Source text
If you are buying into the high-end desktop (HEDT) segment over the next few months, the AMD Ryzen Threadripper 3970X is the pinnacle, albeit at $1999. The CPU itself costs more than most modern corporate IT notebooks. It is a tool designed not for the masses, instead, it is designed for a well-defined market segment that needs enormous desktop compute resources. In our review, we are going to discuss what has changed compared to the previous version and how this chip fits in the ecosystem of hardware that is available in the market. We are getting more ambitious and will also show Windows and Linux performance numbers to help those who may have users utilizing both OSes.
Key stats for the AMD Ryzen Threadripper 3970X: 32 cores / 64 threads with a 3.7GHz base clock and 4.5GHz turbo boost. There is 128MB of onboard last-level cache. The CPU features a 280W TDP. These are $1999 list price parts.
Here is what the lscpu output looks like for an AMD Ryzen Threadripper 3970X:
AMD is claiming 144MB of cache but it is important to remember this is really L2 + L3 cache. Still, if you compare the 128MB of L3 cache here in 8x 16MB segments, you get vastly more cache than top-end Intel SKUs like the Intel Xeon W-3275 28-core halo product which has only 38.5MB of L3 cache.

[Data entries]

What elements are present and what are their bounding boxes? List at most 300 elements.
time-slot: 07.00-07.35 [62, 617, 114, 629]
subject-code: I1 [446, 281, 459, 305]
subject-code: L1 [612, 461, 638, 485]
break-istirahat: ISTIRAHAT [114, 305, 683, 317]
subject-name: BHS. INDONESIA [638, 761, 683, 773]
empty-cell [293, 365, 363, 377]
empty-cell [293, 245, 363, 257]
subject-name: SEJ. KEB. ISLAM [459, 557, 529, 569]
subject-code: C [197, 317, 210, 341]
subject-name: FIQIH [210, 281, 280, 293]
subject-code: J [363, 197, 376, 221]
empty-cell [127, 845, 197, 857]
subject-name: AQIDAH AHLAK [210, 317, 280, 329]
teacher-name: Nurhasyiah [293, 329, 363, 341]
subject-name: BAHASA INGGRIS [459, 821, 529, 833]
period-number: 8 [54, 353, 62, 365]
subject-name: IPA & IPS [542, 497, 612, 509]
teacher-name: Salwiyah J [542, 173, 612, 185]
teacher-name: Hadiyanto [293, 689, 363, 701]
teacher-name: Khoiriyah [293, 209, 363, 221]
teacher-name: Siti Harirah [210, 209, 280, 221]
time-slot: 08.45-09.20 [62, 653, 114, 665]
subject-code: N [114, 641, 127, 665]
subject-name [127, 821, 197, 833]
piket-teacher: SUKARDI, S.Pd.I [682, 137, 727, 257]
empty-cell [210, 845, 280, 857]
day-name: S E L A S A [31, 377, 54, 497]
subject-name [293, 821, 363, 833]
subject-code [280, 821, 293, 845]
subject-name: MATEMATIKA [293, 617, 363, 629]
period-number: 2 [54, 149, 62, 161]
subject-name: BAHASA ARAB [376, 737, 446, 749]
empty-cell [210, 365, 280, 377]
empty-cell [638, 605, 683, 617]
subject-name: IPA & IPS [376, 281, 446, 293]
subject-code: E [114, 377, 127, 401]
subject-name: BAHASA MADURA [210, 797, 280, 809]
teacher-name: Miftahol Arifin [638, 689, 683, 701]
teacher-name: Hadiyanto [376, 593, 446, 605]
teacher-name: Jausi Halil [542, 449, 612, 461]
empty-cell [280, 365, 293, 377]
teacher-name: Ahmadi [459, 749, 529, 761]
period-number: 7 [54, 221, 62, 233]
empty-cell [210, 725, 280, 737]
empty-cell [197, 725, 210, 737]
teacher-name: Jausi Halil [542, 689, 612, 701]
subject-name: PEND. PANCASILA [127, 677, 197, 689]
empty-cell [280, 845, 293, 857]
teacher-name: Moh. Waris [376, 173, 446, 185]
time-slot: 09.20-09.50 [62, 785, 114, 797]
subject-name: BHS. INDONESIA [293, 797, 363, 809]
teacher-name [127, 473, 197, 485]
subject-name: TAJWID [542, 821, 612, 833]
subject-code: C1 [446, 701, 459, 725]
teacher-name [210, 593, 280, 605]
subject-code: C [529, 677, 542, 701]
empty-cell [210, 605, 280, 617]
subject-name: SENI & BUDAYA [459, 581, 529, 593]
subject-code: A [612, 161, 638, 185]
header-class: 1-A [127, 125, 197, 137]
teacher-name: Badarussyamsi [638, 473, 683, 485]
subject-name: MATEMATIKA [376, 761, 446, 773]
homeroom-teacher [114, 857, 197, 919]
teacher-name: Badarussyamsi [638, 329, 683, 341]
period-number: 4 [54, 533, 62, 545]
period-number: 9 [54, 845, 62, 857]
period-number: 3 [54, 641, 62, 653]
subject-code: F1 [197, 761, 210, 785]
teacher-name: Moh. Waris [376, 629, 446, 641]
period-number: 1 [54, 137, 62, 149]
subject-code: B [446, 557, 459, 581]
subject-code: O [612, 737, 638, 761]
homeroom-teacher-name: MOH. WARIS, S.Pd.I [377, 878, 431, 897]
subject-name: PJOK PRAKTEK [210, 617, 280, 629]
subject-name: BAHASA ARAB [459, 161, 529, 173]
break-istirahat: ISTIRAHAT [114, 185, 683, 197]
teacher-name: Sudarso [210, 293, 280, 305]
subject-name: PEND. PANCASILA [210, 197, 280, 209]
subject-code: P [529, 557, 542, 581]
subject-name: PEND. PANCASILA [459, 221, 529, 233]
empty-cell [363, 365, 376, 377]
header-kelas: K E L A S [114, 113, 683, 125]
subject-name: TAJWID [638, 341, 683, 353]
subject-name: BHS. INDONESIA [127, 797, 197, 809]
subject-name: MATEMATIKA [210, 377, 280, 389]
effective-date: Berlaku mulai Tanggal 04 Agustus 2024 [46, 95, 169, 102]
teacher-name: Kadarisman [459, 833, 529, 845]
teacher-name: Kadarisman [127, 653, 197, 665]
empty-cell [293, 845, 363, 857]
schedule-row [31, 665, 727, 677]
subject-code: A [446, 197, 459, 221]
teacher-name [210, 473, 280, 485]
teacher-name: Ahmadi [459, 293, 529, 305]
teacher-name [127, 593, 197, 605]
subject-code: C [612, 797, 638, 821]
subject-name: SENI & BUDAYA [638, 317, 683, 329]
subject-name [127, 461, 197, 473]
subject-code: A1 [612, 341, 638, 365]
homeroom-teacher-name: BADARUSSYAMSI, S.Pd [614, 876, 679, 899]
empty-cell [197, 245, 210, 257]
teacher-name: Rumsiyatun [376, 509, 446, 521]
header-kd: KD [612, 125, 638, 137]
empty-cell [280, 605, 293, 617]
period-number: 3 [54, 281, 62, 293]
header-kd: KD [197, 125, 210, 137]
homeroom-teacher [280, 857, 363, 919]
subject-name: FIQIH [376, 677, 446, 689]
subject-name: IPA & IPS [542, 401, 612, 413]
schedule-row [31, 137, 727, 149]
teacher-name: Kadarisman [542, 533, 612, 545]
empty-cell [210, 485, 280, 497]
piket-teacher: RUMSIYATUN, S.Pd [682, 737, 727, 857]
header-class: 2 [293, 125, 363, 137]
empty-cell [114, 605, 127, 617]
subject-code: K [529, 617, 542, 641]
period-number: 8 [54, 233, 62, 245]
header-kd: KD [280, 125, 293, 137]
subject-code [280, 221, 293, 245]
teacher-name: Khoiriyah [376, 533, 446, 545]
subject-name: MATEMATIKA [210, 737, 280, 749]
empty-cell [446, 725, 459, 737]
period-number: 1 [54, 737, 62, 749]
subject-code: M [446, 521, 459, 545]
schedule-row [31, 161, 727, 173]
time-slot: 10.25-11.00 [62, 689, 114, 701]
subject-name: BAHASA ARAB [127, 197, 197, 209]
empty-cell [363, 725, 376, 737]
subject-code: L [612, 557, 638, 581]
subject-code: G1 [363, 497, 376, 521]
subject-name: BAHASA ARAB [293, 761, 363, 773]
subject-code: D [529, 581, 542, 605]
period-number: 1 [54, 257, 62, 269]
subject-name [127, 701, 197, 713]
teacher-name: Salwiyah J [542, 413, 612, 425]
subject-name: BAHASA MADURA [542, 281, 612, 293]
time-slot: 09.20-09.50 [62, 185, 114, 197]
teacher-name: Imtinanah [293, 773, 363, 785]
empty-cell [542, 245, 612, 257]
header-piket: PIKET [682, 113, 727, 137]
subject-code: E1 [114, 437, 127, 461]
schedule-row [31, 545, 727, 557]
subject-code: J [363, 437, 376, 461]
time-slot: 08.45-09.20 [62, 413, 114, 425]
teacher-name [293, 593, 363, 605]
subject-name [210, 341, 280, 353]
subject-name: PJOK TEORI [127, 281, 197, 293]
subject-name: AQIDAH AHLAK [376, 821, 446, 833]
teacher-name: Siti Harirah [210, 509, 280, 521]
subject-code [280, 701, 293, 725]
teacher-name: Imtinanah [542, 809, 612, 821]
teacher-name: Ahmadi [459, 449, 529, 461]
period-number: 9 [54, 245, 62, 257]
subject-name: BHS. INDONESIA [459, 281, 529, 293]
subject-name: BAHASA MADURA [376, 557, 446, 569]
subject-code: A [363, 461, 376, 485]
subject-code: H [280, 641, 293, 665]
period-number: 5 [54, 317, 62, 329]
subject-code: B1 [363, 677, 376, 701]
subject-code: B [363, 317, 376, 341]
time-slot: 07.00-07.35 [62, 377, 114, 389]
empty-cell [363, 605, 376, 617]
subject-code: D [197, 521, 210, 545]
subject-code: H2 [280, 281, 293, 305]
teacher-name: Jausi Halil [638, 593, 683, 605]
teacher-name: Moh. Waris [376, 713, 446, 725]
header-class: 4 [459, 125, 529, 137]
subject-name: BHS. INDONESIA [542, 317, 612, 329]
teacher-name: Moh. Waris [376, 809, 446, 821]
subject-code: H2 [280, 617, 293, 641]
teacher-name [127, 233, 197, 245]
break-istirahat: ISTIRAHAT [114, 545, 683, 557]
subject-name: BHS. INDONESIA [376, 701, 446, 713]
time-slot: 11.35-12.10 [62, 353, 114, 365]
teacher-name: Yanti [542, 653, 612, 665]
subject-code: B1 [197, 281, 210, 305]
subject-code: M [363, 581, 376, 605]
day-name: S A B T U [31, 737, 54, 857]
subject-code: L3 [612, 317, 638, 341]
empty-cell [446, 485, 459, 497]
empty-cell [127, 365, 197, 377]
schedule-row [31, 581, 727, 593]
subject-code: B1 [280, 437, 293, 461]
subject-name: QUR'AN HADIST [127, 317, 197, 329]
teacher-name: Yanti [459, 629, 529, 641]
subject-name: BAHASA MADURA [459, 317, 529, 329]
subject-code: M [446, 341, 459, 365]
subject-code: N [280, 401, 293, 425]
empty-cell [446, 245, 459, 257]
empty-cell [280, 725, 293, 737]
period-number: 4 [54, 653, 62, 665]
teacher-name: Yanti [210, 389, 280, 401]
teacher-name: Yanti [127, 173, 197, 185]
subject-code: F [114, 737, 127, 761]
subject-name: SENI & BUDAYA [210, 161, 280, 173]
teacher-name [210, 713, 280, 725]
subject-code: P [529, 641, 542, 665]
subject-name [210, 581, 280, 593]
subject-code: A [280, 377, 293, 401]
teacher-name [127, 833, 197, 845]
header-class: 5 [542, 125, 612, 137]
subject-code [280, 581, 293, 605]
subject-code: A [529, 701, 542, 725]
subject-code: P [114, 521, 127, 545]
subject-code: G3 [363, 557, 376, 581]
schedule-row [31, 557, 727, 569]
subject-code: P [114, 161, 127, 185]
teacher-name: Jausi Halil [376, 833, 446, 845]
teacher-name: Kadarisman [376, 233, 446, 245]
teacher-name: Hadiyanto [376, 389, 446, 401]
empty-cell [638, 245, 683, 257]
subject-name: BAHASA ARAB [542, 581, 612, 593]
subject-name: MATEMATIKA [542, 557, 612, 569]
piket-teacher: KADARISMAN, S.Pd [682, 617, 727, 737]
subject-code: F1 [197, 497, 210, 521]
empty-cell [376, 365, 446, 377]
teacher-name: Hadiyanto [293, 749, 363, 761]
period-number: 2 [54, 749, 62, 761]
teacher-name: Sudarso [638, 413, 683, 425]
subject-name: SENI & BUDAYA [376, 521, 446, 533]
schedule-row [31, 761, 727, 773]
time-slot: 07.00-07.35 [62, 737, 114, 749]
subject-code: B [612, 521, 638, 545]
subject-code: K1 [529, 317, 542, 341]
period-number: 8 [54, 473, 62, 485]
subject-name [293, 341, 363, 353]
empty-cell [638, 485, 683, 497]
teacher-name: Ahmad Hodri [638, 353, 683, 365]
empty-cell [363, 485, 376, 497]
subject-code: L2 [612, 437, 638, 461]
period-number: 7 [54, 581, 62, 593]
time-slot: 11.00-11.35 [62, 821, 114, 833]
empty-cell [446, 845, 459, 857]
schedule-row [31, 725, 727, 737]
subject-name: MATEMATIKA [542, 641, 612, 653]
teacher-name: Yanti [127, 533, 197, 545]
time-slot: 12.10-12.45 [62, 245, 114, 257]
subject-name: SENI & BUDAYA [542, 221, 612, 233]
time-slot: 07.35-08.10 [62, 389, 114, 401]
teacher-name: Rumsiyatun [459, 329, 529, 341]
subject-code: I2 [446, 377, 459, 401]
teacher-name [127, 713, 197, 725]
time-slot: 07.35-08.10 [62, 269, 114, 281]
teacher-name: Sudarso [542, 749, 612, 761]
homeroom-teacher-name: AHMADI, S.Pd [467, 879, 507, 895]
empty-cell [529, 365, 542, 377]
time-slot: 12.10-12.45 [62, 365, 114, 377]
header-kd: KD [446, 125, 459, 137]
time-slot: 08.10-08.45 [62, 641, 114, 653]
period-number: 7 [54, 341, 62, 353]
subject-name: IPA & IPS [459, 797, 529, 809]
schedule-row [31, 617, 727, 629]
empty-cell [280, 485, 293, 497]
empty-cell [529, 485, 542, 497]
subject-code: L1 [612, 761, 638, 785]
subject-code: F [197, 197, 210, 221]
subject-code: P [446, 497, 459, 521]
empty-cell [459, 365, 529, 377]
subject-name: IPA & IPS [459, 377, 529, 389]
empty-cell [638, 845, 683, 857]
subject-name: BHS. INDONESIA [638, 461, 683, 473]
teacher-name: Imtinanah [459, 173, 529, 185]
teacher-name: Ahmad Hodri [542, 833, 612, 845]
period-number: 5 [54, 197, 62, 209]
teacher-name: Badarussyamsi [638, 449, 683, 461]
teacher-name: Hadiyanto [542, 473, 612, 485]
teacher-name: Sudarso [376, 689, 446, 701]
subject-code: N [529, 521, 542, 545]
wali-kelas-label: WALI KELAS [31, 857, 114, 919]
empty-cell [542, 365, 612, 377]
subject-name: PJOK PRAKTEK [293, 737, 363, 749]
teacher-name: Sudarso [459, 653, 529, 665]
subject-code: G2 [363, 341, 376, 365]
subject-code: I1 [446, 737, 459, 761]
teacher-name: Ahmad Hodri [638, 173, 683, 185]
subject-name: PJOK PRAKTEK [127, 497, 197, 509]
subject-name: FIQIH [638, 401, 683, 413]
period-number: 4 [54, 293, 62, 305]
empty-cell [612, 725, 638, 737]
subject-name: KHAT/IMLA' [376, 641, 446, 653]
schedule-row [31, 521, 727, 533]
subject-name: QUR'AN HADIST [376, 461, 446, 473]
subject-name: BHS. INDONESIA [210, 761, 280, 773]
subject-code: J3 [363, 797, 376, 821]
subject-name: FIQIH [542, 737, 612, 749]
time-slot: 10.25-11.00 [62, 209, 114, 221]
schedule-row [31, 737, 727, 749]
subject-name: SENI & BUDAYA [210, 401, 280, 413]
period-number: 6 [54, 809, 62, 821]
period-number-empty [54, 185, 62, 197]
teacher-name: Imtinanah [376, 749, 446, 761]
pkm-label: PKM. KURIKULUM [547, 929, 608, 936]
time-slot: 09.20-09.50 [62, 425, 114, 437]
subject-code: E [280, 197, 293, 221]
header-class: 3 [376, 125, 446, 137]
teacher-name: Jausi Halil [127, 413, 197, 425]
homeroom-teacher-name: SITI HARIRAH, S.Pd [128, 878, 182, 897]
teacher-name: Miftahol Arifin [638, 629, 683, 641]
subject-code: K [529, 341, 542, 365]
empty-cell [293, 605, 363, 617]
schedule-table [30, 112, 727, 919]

Exercise requirements
(1) According to the Threadripper 3970X review, how much L3 cache does the Intel Xeon W-3275 have?
(2) Write a continuation of the Threadripper 3970X review, beginning right after its final sentence.
The rows are not needed for either task.

Task-by-task outputs
(1) 38.5MB.

(2)
Since the 3rd generation, Ryzen Threadripper is using the AMD EPYC 7002 series “Rome” package as a base, it has features such as PCIe Gen4 and DDR4-3200 support. To give you a visual on how to think of 3rd gen Threadripper, consider it as a HEDT part with the ghost of EPYC 7002 series infused.
With the 3rd gen Threadripper platform, AMD has taken the leading socketed server part and unleashed it for desktops destined for creative professionals. At 32 cores, the AMD Ryzen Threadripper 3970X has more cores than the top commercially available socketed Intel Xeon CPU.
AMD TRX40 Platform
With the 3rd generation AMD Ryzen Threadripper family we get a new TRX40 platform. The TRX40 brings with it PCIe Gen4. That is a feature Intel lacks in this generation. The CPU to TRX40 interface has gone from a Gen3 x4 link to a Gen4 x8 link effectively quadrupling bandwidth to the chipset.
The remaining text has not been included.